WHAT TO PRODUCE :: Each line containing the word "heading" must be collected.

Records excerpted from a collection:
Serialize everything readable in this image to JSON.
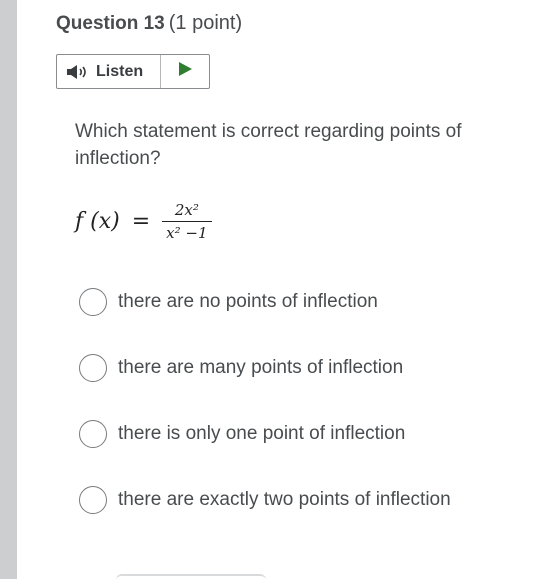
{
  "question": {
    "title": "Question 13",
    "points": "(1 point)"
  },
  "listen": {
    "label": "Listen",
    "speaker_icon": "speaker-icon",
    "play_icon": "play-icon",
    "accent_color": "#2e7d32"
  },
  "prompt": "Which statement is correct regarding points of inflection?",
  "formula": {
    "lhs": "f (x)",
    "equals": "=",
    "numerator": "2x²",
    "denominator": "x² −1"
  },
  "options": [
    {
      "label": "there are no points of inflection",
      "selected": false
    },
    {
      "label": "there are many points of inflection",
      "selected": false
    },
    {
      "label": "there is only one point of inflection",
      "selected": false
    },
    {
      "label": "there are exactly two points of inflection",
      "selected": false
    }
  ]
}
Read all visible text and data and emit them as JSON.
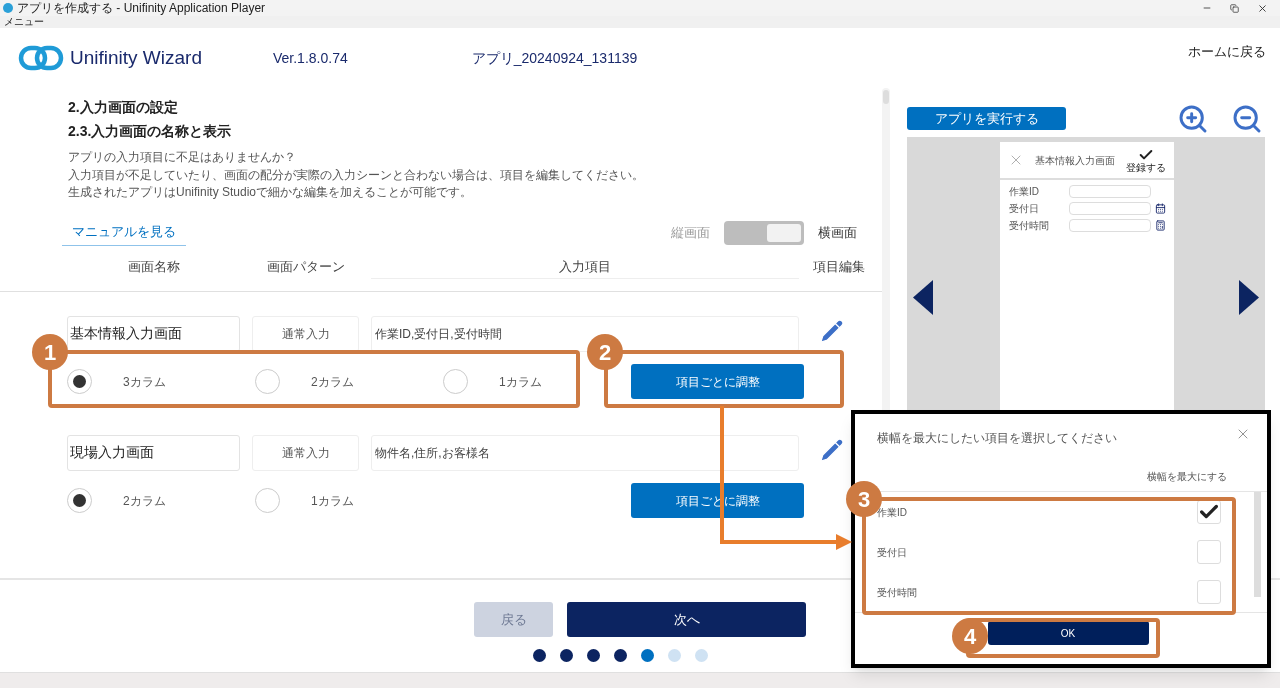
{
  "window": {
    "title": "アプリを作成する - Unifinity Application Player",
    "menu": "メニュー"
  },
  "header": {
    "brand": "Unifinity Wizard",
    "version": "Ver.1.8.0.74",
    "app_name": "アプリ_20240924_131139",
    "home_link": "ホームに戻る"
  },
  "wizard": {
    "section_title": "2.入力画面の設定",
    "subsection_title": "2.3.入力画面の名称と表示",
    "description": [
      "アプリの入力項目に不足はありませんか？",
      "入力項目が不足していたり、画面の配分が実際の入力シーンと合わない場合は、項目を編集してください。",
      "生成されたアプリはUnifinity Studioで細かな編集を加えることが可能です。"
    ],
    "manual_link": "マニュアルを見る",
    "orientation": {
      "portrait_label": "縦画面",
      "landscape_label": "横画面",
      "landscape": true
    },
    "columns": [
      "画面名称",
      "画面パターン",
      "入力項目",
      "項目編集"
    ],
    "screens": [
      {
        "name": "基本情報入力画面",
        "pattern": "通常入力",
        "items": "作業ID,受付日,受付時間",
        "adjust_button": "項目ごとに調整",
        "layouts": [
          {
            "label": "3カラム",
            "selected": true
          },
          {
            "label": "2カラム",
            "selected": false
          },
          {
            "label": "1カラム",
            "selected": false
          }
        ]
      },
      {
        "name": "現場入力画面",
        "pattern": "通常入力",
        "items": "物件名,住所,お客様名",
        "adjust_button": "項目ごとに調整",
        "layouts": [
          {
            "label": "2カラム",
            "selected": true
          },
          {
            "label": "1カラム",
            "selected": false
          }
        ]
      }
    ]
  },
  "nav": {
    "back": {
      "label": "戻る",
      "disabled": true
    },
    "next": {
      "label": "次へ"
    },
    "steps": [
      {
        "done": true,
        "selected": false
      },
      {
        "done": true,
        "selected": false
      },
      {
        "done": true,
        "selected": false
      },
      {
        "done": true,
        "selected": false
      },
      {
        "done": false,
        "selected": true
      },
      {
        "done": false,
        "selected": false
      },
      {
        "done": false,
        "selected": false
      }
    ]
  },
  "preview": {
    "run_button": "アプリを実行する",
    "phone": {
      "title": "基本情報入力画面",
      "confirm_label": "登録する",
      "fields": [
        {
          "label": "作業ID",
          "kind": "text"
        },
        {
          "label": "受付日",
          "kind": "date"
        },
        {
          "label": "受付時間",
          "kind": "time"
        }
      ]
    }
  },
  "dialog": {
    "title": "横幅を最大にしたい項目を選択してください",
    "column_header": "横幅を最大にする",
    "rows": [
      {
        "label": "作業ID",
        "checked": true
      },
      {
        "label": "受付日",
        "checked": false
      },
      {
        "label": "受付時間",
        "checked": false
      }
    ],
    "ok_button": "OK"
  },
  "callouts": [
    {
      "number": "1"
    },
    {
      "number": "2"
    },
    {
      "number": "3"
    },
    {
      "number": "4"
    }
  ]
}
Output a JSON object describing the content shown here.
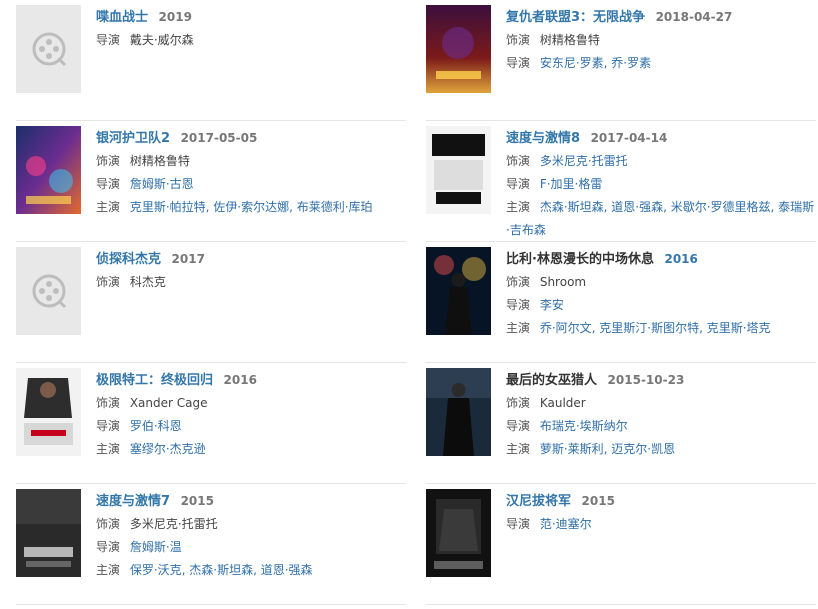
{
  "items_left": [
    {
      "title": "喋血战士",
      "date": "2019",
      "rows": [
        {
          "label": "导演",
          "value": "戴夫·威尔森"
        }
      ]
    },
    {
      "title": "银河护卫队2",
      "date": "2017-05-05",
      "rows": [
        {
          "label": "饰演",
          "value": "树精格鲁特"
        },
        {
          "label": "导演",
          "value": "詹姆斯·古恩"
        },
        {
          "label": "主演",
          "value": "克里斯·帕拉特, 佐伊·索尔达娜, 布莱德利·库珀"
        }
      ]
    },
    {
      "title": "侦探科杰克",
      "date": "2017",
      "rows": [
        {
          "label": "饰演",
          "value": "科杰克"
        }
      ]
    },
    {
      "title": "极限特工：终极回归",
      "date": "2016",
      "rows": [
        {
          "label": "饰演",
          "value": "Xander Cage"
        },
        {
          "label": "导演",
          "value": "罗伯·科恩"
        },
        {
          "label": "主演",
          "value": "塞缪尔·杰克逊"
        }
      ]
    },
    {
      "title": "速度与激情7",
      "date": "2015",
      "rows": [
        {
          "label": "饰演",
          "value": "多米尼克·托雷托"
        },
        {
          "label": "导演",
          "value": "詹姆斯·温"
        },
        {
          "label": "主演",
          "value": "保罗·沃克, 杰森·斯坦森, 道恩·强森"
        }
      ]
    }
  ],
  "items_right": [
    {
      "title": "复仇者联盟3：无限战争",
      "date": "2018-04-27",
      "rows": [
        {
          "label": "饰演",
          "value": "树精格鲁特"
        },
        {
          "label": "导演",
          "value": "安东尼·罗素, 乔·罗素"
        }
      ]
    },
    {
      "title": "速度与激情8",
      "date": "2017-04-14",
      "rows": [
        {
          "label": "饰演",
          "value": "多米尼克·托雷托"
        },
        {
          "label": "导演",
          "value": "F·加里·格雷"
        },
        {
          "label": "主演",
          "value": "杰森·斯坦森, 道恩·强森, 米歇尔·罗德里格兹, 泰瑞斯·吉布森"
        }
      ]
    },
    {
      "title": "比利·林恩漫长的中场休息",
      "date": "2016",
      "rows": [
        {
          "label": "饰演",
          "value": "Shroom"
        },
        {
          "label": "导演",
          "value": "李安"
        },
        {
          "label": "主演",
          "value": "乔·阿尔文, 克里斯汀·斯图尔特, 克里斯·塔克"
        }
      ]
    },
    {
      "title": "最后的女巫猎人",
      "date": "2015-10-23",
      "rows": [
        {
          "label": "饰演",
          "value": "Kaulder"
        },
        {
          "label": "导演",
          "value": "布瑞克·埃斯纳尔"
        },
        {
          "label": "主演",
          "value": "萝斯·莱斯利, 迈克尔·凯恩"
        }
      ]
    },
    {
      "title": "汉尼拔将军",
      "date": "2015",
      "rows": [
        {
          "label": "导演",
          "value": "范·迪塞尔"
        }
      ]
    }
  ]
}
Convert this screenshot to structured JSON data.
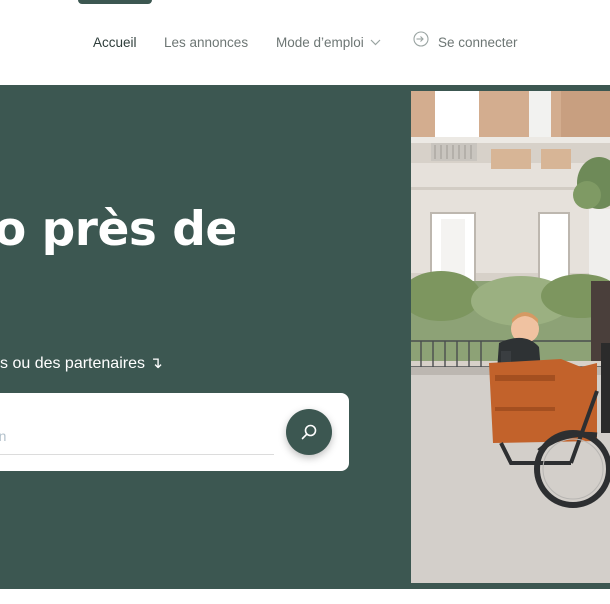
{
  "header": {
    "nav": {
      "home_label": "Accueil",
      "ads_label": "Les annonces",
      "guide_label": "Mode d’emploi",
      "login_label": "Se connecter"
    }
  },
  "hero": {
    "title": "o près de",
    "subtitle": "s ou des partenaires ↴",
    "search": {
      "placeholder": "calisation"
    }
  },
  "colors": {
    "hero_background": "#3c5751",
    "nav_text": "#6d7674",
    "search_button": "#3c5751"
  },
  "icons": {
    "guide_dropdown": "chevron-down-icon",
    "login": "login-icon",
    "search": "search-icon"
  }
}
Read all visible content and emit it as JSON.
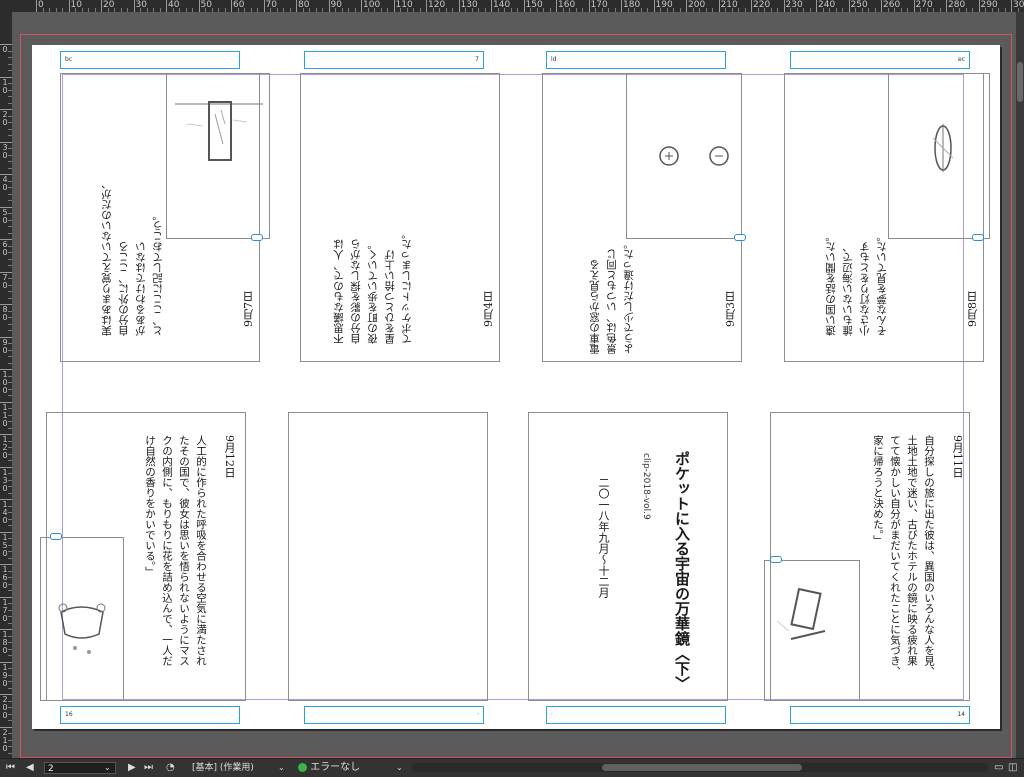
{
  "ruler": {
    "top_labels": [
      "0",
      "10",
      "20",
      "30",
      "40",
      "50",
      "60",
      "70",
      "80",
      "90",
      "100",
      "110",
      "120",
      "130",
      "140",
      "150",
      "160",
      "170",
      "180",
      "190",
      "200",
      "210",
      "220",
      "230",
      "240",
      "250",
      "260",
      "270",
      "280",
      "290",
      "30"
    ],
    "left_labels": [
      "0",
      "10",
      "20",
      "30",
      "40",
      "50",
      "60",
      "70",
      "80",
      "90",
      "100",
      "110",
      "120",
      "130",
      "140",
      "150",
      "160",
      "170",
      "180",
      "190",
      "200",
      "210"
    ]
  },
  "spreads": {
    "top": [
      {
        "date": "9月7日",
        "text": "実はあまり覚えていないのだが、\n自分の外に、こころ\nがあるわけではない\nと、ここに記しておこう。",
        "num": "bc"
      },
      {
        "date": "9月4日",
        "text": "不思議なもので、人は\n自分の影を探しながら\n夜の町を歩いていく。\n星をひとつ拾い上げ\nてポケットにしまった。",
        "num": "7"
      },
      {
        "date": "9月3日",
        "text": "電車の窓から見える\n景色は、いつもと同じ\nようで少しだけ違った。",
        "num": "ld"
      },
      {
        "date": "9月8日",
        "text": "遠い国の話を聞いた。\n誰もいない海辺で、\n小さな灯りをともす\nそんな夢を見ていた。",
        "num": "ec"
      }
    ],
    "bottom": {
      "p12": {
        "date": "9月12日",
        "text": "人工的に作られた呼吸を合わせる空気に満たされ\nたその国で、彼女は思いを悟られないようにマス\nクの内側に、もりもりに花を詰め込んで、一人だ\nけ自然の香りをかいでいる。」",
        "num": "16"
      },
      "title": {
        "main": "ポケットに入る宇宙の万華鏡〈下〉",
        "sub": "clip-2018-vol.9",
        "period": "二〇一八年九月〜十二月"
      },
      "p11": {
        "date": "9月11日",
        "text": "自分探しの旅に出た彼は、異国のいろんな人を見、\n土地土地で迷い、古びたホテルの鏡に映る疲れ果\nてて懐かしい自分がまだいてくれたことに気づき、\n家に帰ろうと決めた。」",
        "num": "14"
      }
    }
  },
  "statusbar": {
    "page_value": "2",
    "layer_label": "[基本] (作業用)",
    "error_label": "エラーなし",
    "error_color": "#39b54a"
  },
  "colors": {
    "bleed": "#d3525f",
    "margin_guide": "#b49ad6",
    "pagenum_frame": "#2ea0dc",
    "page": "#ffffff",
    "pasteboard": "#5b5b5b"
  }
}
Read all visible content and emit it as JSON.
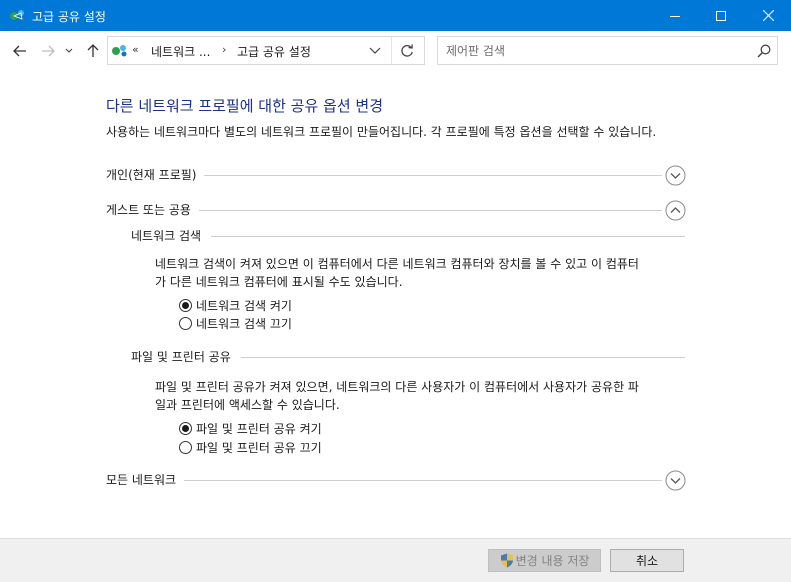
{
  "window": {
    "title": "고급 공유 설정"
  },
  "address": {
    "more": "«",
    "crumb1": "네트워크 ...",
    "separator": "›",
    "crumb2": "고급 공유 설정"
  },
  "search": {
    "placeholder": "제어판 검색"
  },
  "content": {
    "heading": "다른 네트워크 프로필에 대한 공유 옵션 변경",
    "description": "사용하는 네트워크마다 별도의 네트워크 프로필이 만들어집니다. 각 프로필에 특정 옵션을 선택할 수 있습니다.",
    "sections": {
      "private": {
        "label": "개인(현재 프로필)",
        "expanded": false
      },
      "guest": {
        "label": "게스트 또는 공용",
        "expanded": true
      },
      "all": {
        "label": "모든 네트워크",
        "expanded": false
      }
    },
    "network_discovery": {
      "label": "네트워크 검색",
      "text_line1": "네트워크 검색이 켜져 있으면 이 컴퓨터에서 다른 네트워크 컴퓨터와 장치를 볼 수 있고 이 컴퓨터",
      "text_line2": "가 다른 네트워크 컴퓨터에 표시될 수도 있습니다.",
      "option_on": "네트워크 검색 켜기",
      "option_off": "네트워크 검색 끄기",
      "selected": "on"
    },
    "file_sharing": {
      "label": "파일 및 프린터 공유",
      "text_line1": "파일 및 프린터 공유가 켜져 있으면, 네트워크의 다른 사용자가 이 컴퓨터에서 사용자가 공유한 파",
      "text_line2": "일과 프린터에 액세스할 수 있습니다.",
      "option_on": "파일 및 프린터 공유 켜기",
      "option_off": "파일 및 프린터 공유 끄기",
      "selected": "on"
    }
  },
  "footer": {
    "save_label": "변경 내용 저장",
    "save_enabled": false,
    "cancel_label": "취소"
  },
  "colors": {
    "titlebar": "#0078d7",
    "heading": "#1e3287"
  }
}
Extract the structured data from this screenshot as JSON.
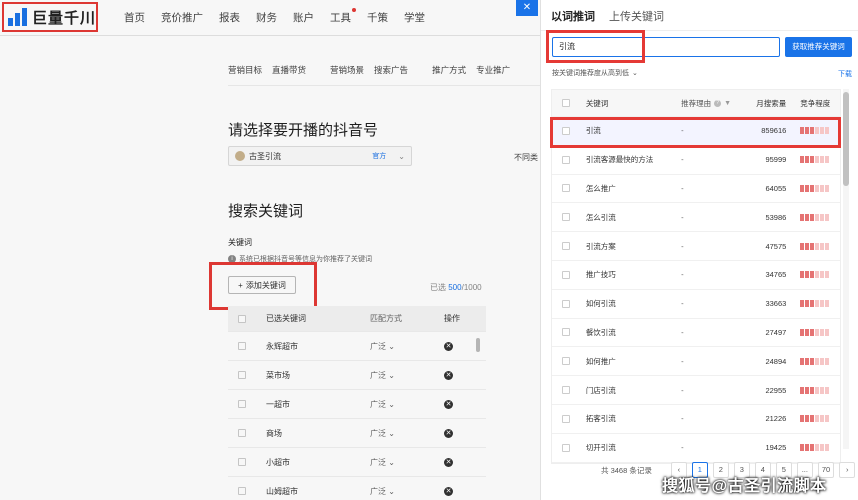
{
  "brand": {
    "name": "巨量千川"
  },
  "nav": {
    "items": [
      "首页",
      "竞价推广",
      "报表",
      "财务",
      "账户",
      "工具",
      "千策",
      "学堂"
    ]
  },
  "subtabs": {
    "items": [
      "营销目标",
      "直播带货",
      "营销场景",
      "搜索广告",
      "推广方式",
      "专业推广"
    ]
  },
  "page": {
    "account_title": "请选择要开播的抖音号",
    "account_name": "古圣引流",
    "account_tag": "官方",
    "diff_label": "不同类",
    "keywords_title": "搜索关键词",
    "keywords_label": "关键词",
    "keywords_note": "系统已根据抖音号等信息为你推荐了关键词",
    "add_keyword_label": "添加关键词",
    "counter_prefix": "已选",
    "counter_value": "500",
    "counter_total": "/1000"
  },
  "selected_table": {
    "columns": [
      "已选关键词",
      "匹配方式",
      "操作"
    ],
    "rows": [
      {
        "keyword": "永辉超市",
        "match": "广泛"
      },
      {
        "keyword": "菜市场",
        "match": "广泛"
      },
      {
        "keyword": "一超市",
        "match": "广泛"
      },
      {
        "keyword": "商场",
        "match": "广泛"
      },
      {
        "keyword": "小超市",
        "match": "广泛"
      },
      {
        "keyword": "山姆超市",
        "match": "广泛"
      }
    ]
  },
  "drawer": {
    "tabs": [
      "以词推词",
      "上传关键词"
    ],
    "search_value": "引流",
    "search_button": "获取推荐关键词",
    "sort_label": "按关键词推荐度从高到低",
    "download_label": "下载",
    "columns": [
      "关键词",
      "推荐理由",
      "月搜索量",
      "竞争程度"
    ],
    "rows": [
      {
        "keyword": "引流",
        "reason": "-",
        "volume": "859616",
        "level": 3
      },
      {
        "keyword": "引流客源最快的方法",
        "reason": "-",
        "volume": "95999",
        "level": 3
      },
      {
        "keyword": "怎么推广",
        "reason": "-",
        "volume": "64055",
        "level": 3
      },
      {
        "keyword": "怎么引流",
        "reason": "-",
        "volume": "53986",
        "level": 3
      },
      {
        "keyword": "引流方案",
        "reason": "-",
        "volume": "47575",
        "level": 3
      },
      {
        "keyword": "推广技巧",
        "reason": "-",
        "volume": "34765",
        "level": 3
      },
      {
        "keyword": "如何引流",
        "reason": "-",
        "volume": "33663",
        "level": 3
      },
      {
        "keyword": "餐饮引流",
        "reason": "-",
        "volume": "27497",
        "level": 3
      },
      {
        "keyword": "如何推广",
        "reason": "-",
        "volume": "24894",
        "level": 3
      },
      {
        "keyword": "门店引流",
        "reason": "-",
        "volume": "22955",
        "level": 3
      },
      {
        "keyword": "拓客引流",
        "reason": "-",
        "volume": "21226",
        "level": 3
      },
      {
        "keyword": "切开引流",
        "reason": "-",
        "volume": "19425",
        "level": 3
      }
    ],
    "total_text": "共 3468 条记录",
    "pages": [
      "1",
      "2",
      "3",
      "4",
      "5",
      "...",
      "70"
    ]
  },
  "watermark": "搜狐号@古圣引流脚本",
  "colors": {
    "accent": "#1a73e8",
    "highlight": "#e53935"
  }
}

RESPONSE TO THE EXERCISE ::
    "heading": "다른 네트워크 프로필에 대한 공유 옵션 변경",
    "heading": "#1e3287"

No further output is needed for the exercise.